▶ _What you are asked to do_
Please rewrite the entries below, changing "check circle" to "tick circle" wherever it occurs and leaving everything else as it is.

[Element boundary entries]
○ ○ ○ ○ ○ ○ ○

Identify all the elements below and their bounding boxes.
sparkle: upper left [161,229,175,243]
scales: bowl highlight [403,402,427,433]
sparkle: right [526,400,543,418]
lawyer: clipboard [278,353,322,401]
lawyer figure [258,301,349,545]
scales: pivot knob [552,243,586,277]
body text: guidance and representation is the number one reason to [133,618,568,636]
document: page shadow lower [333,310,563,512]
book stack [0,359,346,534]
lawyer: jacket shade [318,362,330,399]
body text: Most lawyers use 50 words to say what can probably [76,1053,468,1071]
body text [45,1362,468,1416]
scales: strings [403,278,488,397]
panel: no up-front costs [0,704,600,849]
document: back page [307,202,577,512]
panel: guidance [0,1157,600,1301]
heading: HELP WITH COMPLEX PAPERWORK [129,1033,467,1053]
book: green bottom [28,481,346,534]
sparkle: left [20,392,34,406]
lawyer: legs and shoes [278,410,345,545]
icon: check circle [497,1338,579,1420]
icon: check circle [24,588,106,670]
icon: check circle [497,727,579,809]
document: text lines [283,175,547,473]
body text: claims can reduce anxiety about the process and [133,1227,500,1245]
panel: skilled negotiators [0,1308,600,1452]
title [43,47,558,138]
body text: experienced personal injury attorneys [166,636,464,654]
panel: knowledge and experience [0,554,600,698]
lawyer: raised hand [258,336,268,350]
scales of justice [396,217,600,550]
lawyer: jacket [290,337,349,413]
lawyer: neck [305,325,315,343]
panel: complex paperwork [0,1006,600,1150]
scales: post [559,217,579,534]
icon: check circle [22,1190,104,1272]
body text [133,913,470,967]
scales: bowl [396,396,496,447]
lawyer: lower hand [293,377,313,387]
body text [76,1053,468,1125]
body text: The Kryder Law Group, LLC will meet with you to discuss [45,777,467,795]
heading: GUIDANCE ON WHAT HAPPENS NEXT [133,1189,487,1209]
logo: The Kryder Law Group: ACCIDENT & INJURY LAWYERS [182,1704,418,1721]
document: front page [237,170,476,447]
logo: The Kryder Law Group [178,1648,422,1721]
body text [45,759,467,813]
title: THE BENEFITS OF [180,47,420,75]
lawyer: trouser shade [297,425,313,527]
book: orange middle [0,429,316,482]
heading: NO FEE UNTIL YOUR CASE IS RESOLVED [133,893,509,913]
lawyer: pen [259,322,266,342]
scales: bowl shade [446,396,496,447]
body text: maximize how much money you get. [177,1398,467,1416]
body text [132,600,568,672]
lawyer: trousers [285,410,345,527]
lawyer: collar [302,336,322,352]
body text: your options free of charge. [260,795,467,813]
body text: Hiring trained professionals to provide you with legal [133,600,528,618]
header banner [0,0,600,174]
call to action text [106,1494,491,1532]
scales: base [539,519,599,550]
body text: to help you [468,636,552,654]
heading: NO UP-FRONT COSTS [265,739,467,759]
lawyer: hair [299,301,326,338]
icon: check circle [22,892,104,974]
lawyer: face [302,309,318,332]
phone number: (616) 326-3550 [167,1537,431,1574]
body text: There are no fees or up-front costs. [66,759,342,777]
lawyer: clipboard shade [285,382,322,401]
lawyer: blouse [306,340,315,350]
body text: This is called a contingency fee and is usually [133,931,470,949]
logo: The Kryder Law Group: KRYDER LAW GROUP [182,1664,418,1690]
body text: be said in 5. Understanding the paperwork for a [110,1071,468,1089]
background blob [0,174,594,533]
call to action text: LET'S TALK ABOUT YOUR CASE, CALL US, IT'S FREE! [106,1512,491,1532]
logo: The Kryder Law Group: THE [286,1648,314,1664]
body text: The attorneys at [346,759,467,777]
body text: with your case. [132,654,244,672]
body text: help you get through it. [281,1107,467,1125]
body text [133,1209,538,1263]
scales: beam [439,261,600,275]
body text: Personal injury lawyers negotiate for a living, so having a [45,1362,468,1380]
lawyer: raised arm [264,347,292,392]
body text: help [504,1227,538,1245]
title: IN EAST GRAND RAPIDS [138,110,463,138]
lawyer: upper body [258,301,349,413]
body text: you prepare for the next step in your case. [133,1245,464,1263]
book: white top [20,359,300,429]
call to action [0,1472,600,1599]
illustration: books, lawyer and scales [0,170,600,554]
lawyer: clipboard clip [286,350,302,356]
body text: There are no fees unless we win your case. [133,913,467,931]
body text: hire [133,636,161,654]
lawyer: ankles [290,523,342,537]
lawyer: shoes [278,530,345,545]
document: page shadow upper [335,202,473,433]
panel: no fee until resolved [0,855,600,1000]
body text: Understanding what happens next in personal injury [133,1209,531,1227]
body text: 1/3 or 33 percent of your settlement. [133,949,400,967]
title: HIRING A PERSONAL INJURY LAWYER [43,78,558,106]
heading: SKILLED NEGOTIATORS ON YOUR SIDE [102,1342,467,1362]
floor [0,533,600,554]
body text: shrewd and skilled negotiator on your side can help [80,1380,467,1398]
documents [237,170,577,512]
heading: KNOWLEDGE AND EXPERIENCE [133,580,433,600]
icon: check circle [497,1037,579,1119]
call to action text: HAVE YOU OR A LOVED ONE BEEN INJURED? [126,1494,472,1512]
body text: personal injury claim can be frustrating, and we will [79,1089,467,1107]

○ ○ ○ ○ ○ ○ ○

▶ _Response below_
Identify all the elements below and their bounding boxes.
sparkle: upper left [161,229,175,243]
scales: bowl highlight [403,402,427,433]
sparkle: right [526,400,543,418]
lawyer: clipboard [278,353,322,401]
lawyer figure [258,301,349,545]
scales: pivot knob [552,243,586,277]
body text: guidance and representation is the number one reason to [133,618,568,636]
document: page shadow lower [333,310,563,512]
book stack [0,359,346,534]
lawyer: jacket shade [318,362,330,399]
body text: Most lawyers use 50 words to say what can probably [76,1053,468,1071]
body text [45,1362,468,1416]
scales: strings [403,278,488,397]
panel: no up-front costs [0,704,600,849]
document: back page [307,202,577,512]
panel: guidance [0,1157,600,1301]
heading: HELP WITH COMPLEX PAPERWORK [129,1033,467,1053]
book: green bottom [28,481,346,534]
sparkle: left [20,392,34,406]
lawyer: legs and shoes [278,410,345,545]
icon: tick circle [497,1338,579,1420]
icon: tick circle [24,588,106,670]
icon: tick circle [497,727,579,809]
document: text lines [283,175,547,473]
body text: claims can reduce anxiety about the process and [133,1227,500,1245]
panel: skilled negotiators [0,1308,600,1452]
title [43,47,558,138]
body text: experienced personal injury attorneys [166,636,464,654]
panel: knowledge and experience [0,554,600,698]
lawyer: raised hand [258,336,268,350]
scales of justice [396,217,600,550]
lawyer: jacket [290,337,349,413]
lawyer: neck [305,325,315,343]
panel: complex paperwork [0,1006,600,1150]
scales: post [559,217,579,534]
icon: tick circle [22,1190,104,1272]
body text [133,913,470,967]
scales: bowl [396,396,496,447]
lawyer: lower hand [293,377,313,387]
body text [76,1053,468,1125]
body text: The Kryder Law Group, LLC will meet with you to discuss [45,777,467,795]
heading: GUIDANCE ON WHAT HAPPENS NEXT [133,1189,487,1209]
logo: The Kryder Law Group: ACCIDENT & INJURY LAWYERS [182,1704,418,1721]
document: front page [237,170,476,447]
logo: The Kryder Law Group [178,1648,422,1721]
body text [45,759,467,813]
title: THE BENEFITS OF [180,47,420,75]
lawyer: trouser shade [297,425,313,527]
book: orange middle [0,429,316,482]
heading: NO FEE UNTIL YOUR CASE IS RESOLVED [133,893,509,913]
lawyer: pen [259,322,266,342]
scales: bowl shade [446,396,496,447]
body text: maximize how much money you get. [177,1398,467,1416]
body text [132,600,568,672]
lawyer: trousers [285,410,345,527]
lawyer: collar [302,336,322,352]
body text: your options free of charge. [260,795,467,813]
body text: Hiring trained professionals to provide you with legal [133,600,528,618]
header banner [0,0,600,174]
call to action text [106,1494,491,1532]
scales: base [539,519,599,550]
body text: to help you [468,636,552,654]
heading: NO UP-FRONT COSTS [265,739,467,759]
lawyer: hair [299,301,326,338]
icon: tick circle [22,892,104,974]
lawyer: face [302,309,318,332]
phone number: (616) 326-3550 [167,1537,431,1574]
body text: There are no fees or up-front costs. [66,759,342,777]
lawyer: clipboard shade [285,382,322,401]
lawyer: blouse [306,340,315,350]
body text: This is called a contingency fee and is usually [133,931,470,949]
logo: The Kryder Law Group: KRYDER LAW GROUP [182,1664,418,1690]
body text: be said in 5. Understanding the paperwork for a [110,1071,468,1089]
background blob [0,174,594,533]
call to action text: LET'S TALK ABOUT YOUR CASE, CALL US, IT'S FREE! [106,1512,491,1532]
logo: The Kryder Law Group: THE [286,1648,314,1664]
body text: The attorneys at [346,759,467,777]
body text: with your case. [132,654,244,672]
body text: help you get through it. [281,1107,467,1125]
body text [133,1209,538,1263]
scales: beam [439,261,600,275]
body text: Personal injury lawyers negotiate for a living, so having a [45,1362,468,1380]
lawyer: raised arm [264,347,292,392]
body text: help [504,1227,538,1245]
title: IN EAST GRAND RAPIDS [138,110,463,138]
lawyer: upper body [258,301,349,413]
body text: you prepare for the next step in your case. [133,1245,464,1263]
book: white top [20,359,300,429]
call to action [0,1472,600,1599]
illustration: books, lawyer and scales [0,170,600,554]
lawyer: clipboard clip [286,350,302,356]
body text: There are no fees unless we win your case. [133,913,467,931]
body text: hire [133,636,161,654]
lawyer: ankles [290,523,342,537]
lawyer: shoes [278,530,345,545]
document: page shadow upper [335,202,473,433]
panel: no fee until resolved [0,855,600,1000]
body text: Understanding what happens next in personal injury [133,1209,531,1227]
body text: 1/3 or 33 percent of your settlement. [133,949,400,967]
title: HIRING A PERSONAL INJURY LAWYER [43,78,558,106]
heading: SKILLED NEGOTIATORS ON YOUR SIDE [102,1342,467,1362]
floor [0,533,600,554]
body text: shrewd and skilled negotiator on your side can help [80,1380,467,1398]
documents [237,170,577,512]
heading: KNOWLEDGE AND EXPERIENCE [133,580,433,600]
icon: tick circle [497,1037,579,1119]
call to action text: HAVE YOU OR A LOVED ONE BEEN INJURED? [126,1494,472,1512]
body text: personal injury claim can be frustrating, and we will [79,1089,467,1107]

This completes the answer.